Exercise inputs —
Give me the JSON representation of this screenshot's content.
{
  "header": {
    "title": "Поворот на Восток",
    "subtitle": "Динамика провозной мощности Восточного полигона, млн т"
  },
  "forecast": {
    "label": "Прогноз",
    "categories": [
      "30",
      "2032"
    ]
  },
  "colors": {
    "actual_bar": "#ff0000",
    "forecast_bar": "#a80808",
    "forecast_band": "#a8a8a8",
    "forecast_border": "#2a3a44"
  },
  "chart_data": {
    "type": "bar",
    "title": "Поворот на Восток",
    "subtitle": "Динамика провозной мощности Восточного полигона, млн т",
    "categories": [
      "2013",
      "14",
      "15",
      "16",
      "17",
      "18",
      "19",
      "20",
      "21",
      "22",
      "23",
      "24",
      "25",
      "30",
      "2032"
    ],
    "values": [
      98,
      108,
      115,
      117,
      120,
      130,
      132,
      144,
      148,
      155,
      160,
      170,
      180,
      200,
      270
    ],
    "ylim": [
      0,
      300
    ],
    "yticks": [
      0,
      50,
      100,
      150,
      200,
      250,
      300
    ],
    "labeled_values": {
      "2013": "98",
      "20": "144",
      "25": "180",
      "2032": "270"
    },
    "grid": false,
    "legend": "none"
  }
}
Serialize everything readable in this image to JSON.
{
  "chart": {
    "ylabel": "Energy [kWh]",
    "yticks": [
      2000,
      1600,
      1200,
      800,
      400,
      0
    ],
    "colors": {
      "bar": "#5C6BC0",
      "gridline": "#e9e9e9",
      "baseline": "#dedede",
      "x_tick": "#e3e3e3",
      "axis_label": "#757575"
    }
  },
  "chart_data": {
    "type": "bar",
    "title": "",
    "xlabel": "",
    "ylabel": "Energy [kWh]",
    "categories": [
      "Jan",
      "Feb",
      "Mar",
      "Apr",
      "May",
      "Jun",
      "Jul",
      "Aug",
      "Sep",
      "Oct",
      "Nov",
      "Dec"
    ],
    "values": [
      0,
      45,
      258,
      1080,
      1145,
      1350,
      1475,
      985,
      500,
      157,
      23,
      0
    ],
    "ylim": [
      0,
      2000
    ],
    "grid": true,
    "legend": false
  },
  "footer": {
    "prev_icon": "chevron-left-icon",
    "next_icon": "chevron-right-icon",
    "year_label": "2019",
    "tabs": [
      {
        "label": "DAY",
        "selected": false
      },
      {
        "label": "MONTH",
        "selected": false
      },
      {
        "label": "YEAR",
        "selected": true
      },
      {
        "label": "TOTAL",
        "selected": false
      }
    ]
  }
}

Goal — Gather every line containing the word "JSON" and copy it.

Reply —
Give me the JSON representation of this screenshot's content.
Serialize everything readable in this image to JSON.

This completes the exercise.